▸ Set task
Reproduce the listing exactly and skip over any pictures.

==================================================

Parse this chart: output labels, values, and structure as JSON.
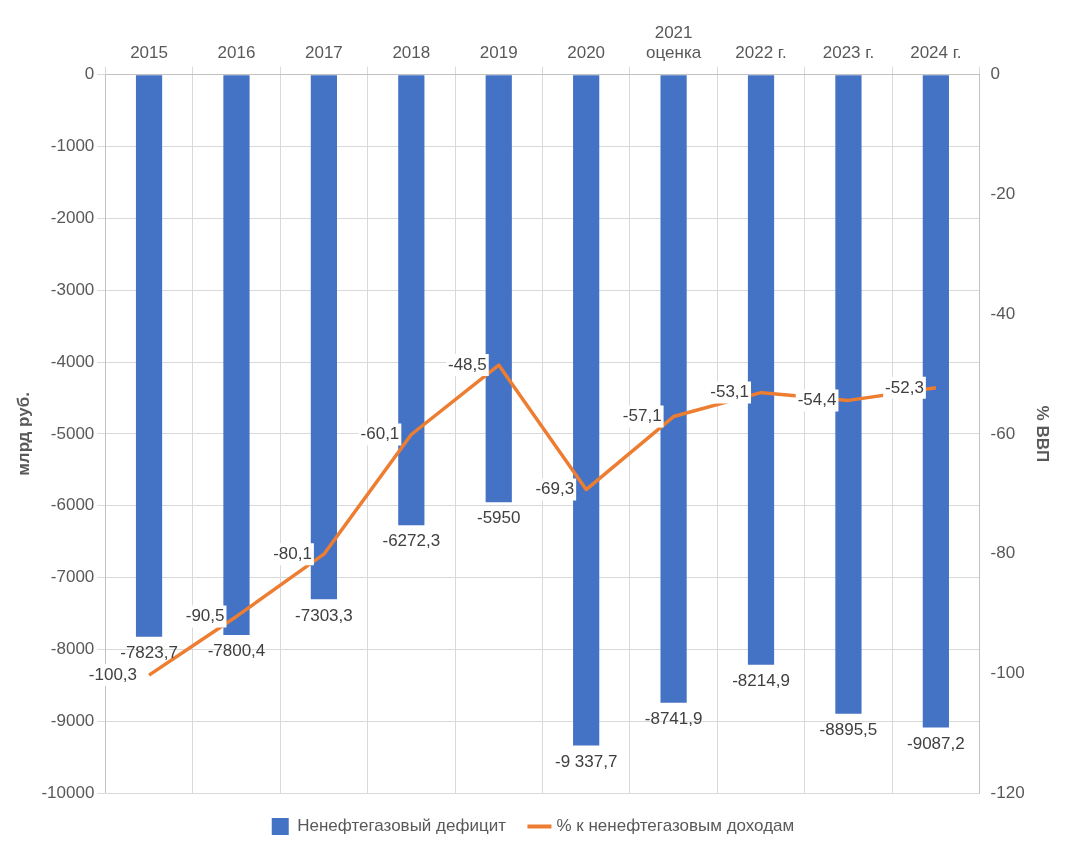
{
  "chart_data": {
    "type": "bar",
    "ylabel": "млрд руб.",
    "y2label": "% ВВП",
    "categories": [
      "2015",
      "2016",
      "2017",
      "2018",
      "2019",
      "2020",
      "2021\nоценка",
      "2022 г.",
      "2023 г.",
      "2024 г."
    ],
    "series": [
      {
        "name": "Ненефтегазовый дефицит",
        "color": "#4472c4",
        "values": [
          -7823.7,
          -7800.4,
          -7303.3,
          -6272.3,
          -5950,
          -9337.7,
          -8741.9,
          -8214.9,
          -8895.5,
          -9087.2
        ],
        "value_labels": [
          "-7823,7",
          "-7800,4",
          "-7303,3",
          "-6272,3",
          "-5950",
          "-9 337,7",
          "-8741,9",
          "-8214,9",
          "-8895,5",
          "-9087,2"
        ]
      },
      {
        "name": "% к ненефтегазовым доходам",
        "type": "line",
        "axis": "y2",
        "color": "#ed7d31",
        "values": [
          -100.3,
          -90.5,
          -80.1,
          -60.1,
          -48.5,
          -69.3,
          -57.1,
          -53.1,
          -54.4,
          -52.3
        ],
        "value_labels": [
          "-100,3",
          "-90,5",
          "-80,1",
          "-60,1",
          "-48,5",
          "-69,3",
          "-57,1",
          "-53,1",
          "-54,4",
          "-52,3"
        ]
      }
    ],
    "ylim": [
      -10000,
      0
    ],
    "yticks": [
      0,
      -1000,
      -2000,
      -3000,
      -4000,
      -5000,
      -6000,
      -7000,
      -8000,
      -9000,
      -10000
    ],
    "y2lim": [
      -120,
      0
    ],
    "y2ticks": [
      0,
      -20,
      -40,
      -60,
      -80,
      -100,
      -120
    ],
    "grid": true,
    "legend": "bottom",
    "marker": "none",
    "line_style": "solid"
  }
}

==================================================

▸ Written response
Parse this chart: output labels, values, and structure as JSON.
{
  "chart_data": {
    "type": "bar",
    "ylabel": "млрд руб.",
    "y2label": "% ВВП",
    "categories": [
      "2015",
      "2016",
      "2017",
      "2018",
      "2019",
      "2020",
      "2021\nоценка",
      "2022 г.",
      "2023 г.",
      "2024 г."
    ],
    "series": [
      {
        "name": "Ненефтегазовый дефицит",
        "color": "#4472c4",
        "values": [
          -7823.7,
          -7800.4,
          -7303.3,
          -6272.3,
          -5950,
          -9337.7,
          -8741.9,
          -8214.9,
          -8895.5,
          -9087.2
        ],
        "value_labels": [
          "-7823,7",
          "-7800,4",
          "-7303,3",
          "-6272,3",
          "-5950",
          "-9 337,7",
          "-8741,9",
          "-8214,9",
          "-8895,5",
          "-9087,2"
        ]
      },
      {
        "name": "% к ненефтегазовым доходам",
        "type": "line",
        "axis": "y2",
        "color": "#ed7d31",
        "values": [
          -100.3,
          -90.5,
          -80.1,
          -60.1,
          -48.5,
          -69.3,
          -57.1,
          -53.1,
          -54.4,
          -52.3
        ],
        "value_labels": [
          "-100,3",
          "-90,5",
          "-80,1",
          "-60,1",
          "-48,5",
          "-69,3",
          "-57,1",
          "-53,1",
          "-54,4",
          "-52,3"
        ]
      }
    ],
    "ylim": [
      -10000,
      0
    ],
    "yticks": [
      0,
      -1000,
      -2000,
      -3000,
      -4000,
      -5000,
      -6000,
      -7000,
      -8000,
      -9000,
      -10000
    ],
    "y2lim": [
      -120,
      0
    ],
    "y2ticks": [
      0,
      -20,
      -40,
      -60,
      -80,
      -100,
      -120
    ],
    "grid": true,
    "legend": "bottom",
    "marker": "none",
    "line_style": "solid"
  }
}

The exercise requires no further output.